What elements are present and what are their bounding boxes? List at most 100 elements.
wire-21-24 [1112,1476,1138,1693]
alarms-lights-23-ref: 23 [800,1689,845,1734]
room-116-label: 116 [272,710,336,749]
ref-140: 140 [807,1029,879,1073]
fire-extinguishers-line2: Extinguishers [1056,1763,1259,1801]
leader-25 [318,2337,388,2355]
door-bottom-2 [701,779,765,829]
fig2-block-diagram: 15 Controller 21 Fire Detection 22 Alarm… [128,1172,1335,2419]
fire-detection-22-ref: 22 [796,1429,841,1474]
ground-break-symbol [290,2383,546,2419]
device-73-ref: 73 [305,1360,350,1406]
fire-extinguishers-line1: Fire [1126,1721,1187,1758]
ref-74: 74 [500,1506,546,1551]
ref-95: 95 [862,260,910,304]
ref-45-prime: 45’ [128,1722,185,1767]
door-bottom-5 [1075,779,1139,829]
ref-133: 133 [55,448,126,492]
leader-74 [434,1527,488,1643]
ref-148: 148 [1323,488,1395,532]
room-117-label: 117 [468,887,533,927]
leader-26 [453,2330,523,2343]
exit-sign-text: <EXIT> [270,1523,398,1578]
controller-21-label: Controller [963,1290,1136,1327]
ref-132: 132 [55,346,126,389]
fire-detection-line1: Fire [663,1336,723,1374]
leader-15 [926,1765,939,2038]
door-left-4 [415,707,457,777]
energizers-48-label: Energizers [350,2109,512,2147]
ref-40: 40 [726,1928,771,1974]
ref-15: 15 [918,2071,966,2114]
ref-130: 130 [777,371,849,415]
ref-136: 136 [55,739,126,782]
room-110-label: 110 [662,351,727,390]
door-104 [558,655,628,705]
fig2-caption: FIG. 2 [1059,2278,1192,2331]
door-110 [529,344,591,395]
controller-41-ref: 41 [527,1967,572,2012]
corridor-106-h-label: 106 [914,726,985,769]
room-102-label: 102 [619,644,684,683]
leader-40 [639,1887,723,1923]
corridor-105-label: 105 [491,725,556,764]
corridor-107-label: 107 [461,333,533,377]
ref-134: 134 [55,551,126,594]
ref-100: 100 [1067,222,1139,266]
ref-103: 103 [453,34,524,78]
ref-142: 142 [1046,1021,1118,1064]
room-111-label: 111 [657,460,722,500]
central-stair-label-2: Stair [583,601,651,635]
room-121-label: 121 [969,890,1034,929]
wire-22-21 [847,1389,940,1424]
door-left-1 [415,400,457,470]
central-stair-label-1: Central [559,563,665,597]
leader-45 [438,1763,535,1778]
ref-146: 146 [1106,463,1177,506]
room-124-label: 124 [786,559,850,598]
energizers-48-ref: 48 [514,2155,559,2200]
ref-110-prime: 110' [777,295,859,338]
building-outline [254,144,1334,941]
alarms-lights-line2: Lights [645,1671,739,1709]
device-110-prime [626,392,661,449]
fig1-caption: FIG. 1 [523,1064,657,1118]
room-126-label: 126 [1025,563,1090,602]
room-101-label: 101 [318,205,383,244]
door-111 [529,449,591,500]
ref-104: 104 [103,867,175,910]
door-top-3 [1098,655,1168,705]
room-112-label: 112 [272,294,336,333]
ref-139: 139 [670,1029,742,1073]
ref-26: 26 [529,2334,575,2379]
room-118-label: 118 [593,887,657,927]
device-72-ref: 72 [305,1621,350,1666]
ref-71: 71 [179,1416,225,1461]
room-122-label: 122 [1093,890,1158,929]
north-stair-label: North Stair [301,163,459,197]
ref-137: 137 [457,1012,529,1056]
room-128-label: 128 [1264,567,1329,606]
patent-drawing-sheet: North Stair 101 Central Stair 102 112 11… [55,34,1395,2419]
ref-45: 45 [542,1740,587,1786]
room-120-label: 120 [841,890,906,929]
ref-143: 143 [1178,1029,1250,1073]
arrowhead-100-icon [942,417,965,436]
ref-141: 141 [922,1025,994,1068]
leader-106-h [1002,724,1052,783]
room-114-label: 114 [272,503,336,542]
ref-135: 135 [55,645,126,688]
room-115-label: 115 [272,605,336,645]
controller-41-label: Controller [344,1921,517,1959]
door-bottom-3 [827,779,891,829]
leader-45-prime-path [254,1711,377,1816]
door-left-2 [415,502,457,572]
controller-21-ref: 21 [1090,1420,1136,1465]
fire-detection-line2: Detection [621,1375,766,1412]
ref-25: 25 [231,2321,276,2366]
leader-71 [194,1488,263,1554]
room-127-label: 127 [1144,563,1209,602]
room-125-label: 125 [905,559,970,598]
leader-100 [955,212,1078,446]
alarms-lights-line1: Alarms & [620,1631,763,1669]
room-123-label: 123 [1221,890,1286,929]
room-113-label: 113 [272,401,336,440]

__To do__
Write out the records word for word, starting at their first line and ending at the line that contains "ref-74: 74 [500,1506,546,1551]".

__Reply to the exercise__
What elements are present and what are their bounding boxes? List at most 100 elements.
wire-21-24 [1112,1476,1138,1693]
alarms-lights-23-ref: 23 [800,1689,845,1734]
room-116-label: 116 [272,710,336,749]
ref-140: 140 [807,1029,879,1073]
fire-extinguishers-line2: Extinguishers [1056,1763,1259,1801]
leader-25 [318,2337,388,2355]
door-bottom-2 [701,779,765,829]
fig2-block-diagram: 15 Controller 21 Fire Detection 22 Alarm… [128,1172,1335,2419]
fire-detection-22-ref: 22 [796,1429,841,1474]
ground-break-symbol [290,2383,546,2419]
device-73-ref: 73 [305,1360,350,1406]
fire-extinguishers-line1: Fire [1126,1721,1187,1758]
ref-74: 74 [500,1506,546,1551]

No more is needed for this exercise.